DATA FOR THE TASK:
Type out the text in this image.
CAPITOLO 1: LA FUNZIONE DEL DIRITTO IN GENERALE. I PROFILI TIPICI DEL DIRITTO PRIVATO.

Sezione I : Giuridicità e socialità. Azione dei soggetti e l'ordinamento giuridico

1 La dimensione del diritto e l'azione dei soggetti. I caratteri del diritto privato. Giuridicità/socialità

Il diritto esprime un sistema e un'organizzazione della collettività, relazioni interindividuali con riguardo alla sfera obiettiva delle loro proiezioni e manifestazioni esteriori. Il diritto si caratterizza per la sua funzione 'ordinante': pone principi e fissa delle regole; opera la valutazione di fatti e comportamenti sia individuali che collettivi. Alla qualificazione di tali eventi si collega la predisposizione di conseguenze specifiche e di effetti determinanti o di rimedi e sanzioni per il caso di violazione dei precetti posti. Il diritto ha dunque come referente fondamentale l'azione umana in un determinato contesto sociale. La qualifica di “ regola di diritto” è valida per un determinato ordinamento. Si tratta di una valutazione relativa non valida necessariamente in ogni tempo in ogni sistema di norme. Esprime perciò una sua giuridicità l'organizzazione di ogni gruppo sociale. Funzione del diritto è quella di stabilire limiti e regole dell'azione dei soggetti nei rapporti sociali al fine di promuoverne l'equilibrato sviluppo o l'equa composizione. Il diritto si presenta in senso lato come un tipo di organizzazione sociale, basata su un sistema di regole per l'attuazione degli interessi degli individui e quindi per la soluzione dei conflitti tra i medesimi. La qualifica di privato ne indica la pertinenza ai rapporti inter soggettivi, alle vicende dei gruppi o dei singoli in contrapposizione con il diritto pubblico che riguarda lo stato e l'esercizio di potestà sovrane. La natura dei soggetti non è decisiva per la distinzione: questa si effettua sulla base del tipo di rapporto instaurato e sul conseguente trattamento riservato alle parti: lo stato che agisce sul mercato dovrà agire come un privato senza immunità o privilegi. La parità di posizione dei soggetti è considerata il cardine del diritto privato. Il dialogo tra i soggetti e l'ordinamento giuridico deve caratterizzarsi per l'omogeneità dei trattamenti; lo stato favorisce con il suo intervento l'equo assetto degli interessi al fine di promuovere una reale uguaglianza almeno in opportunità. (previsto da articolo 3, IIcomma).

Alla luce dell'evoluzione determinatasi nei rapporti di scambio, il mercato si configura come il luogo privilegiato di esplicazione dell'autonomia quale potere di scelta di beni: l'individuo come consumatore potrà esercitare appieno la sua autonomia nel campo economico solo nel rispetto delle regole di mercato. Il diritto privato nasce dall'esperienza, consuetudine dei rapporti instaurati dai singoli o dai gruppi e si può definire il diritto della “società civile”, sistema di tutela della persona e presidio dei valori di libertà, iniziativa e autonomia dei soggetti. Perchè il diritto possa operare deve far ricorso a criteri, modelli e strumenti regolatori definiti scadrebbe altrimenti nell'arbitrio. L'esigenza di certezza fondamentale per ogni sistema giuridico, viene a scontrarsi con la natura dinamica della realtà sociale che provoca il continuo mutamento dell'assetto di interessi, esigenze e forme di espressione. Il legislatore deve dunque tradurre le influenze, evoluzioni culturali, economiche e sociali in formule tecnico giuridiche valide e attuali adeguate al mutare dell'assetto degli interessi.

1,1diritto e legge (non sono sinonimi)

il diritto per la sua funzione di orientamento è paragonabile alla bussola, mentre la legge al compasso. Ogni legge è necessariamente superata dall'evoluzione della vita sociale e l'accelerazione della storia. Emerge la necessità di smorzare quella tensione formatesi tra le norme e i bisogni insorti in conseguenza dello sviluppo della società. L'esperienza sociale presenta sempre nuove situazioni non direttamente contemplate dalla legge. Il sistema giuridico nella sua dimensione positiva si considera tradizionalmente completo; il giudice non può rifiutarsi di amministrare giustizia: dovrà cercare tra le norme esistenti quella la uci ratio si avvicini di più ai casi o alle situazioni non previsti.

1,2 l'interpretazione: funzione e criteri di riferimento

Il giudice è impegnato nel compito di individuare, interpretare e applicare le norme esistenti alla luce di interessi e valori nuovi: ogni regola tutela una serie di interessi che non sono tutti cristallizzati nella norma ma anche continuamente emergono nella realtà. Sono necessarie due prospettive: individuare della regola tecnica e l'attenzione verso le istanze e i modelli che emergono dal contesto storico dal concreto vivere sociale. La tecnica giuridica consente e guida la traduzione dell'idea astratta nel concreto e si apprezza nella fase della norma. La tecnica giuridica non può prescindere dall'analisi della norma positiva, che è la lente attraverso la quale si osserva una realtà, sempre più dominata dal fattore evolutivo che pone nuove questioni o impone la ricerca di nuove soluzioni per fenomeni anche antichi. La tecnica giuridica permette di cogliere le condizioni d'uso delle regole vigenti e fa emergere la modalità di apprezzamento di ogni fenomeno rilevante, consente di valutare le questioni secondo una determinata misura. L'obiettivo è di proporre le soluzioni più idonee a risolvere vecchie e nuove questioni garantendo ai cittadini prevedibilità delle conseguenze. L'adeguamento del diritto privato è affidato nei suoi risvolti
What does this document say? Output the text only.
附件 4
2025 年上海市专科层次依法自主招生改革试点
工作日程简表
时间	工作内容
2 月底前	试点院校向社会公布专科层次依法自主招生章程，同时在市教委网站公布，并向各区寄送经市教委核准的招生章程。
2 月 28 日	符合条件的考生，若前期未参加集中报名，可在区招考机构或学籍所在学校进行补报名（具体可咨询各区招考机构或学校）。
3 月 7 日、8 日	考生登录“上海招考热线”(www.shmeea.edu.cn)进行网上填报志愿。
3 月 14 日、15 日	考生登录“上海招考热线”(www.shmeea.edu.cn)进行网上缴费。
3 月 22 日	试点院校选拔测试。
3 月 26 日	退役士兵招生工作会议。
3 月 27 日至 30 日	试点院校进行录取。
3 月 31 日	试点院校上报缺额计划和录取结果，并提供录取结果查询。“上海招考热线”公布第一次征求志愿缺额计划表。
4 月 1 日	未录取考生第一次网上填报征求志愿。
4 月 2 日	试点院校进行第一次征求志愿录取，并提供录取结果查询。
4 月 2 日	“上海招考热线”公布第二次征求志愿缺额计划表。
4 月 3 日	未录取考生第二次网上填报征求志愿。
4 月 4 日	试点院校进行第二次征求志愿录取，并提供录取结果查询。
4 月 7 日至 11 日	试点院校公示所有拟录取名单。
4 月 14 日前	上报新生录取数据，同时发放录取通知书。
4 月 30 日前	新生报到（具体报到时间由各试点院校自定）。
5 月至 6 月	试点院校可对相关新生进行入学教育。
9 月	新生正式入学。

OBJECTIVE:
The entries above must be returned exactly.

EXERCISE RESULT:
Type out the text in this image.
CAPITOLO 1: LA FUNZIONE DEL DIRITTO IN GENERALE. I PROFILI TIPICI DEL DIRITTO PRIVATO.

Sezione I : Giuridicità e socialità. Azione dei soggetti e l'ordinamento giuridico

1 La dimensione del diritto e l'azione dei soggetti. I caratteri del diritto privato. Giuridicità/socialità

Il diritto esprime un sistema e un'organizzazione della collettività, relazioni interindividuali con riguardo alla sfera obiettiva delle loro proiezioni e manifestazioni esteriori. Il diritto si caratterizza per la sua funzione 'ordinante': pone principi e fissa delle regole; opera la valutazione di fatti e comportamenti sia individuali che collettivi. Alla qualificazione di tali eventi si collega la predisposizione di conseguenze specifiche e di effetti determinanti o di rimedi e sanzioni per il caso di violazione dei precetti posti. Il diritto ha dunque come referente fondamentale l'azione umana in un determinato contesto sociale. La qualifica di “ regola di diritto” è valida per un determinato ordinamento. Si tratta di una valutazione relativa non valida necessariamente in ogni tempo in ogni sistema di norme. Esprime perciò una sua giuridicità l'organizzazione di ogni gruppo sociale. Funzione del diritto è quella di stabilire limiti e regole dell'azione dei soggetti nei rapporti sociali al fine di promuoverne l'equilibrato sviluppo o l'equa composizione. Il diritto si presenta in senso lato come un tipo di organizzazione sociale, basata su un sistema di regole per l'attuazione degli interessi degli individui e quindi per la soluzione dei conflitti tra i medesimi. La qualifica di privato ne indica la pertinenza ai rapporti inter soggettivi, alle vicende dei gruppi o dei singoli in contrapposizione con il diritto pubblico che riguarda lo stato e l'esercizio di potestà sovrane. La natura dei soggetti non è decisiva per la distinzione: questa si effettua sulla base del tipo di rapporto instaurato e sul conseguente trattamento riservato alle parti: lo stato che agisce sul mercato dovrà agire come un privato senza immunità o privilegi. La parità di posizione dei soggetti è considerata il cardine del diritto privato. Il dialogo tra i soggetti e l'ordinamento giuridico deve caratterizzarsi per l'omogeneità dei trattamenti; lo stato favorisce con il suo intervento l'equo assetto degli interessi al fine di promuovere una reale uguaglianza almeno in opportunità. (previsto da articolo 3, IIcomma).

Alla luce dell'evoluzione determinatasi nei rapporti di scambio, il mercato si configura come il luogo privilegiato di esplicazione dell'autonomia quale potere di scelta di beni: l'individuo come consumatore potrà esercitare appieno la sua autonomia nel campo economico solo nel rispetto delle regole di mercato. Il diritto privato nasce dall'esperienza, consuetudine dei rapporti instaurati dai singoli o dai gruppi e si può definire il diritto della “società civile”, sistema di tutela della persona e presidio dei valori di libertà, iniziativa e autonomia dei soggetti. Perchè il diritto possa operare deve far ricorso a criteri, modelli e strumenti regolatori definiti scadrebbe altrimenti nell'arbitrio. L'esigenza di certezza fondamentale per ogni sistema giuridico, viene a scontrarsi con la natura dinamica della realtà sociale che provoca il continuo mutamento dell'assetto di interessi, esigenze e forme di espressione. Il legislatore deve dunque tradurre le influenze, evoluzioni culturali, economiche e sociali in formule tecnico giuridiche valide e attuali adeguate al mutare dell'assetto degli interessi.

1,1diritto e legge (non sono sinonimi)

il diritto per la sua funzione di orientamento è paragonabile alla bussola, mentre la legge al compasso. Ogni legge è necessariamente superata dall'evoluzione della vita sociale e l'accelerazione della storia. Emerge la necessità di smorzare quella tensione formatesi tra le norme e i bisogni insorti in conseguenza dello sviluppo della società. L'esperienza sociale presenta sempre nuove situazioni non direttamente contemplate dalla legge. Il sistema giuridico nella sua dimensione positiva si considera tradizionalmente completo; il giudice non può rifiutarsi di amministrare giustizia: dovrà cercare tra le norme esistenti quella la uci ratio si avvicini di più ai casi o alle situazioni non previsti.

1,2 l'interpretazione: funzione e criteri di riferimento

Il giudice è impegnato nel compito di individuare, interpretare e applicare le norme esistenti alla luce di interessi e valori nuovi: ogni regola tutela una serie di interessi che non sono tutti cristallizzati nella norma ma anche continuamente emergono nella realtà. Sono necessarie due prospettive: individuare della regola tecnica e l'attenzione verso le istanze e i modelli che emergono dal contesto storico dal concreto vivere sociale. La tecnica giuridica consente e guida la traduzione dell'idea astratta nel concreto e si apprezza nella fase della norma. La tecnica giuridica non può prescindere dall'analisi della norma positiva, che è la lente attraverso la quale si osserva una realtà, sempre più dominata dal fattore evolutivo che pone nuove questioni o impone la ricerca di nuove soluzioni per fenomeni anche antichi. La tecnica giuridica permette di cogliere le condizioni d'uso delle regole vigenti e fa emergere la modalità di apprezzamento di ogni fenomeno rilevante, consente di valutare le questioni secondo una determinata misura. L'obiettivo è di proporre le soluzioni più idonee a risolvere vecchie e nuove questioni garantendo ai cittadini prevedibilità delle conseguenze. L'adeguamento del diritto privato è affidato nei suoi risvolti
What does this document say? Output the text only.
附件 4
2025 年上海市专科层次依法自主招生改革试点
工作日程简表
时间	工作内容
2 月底前	试点院校向社会公布专科层次依法自主招生章程，同时在市教委网站公布，并向各区寄送经市教委核准的招生章程。
2 月 28 日	符合条件的考生，若前期未参加集中报名，可在区招考机构或学籍所在学校进行补报名（具体可咨询各区招考机构或学校）。
3 月 7 日、8 日	考生登录“上海招考热线”(www.shmeea.edu.cn)进行网上填报志愿。
3 月 14 日、15 日	考生登录“上海招考热线”(www.shmeea.edu.cn)进行网上缴费。
3 月 22 日	试点院校选拔测试。
3 月 26 日	退役士兵招生工作会议。
3 月 27 日至 30 日	试点院校进行录取。
3 月 31 日	试点院校上报缺额计划和录取结果，并提供录取结果查询。“上海招考热线”公布第一次征求志愿缺额计划表。
4 月 1 日	未录取考生第一次网上填报征求志愿。
4 月 2 日	试点院校进行第一次征求志愿录取，并提供录取结果查询。
4 月 2 日	“上海招考热线”公布第二次征求志愿缺额计划表。
4 月 3 日	未录取考生第二次网上填报征求志愿。
4 月 4 日	试点院校进行第二次征求志愿录取，并提供录取结果查询。
4 月 7 日至 11 日	试点院校公示所有拟录取名单。
4 月 14 日前	上报新生录取数据，同时发放录取通知书。
4 月 30 日前	新生报到（具体报到时间由各试点院校自定）。
5 月至 6 月	试点院校可对相关新生进行入学教育。
9 月	新生正式入学。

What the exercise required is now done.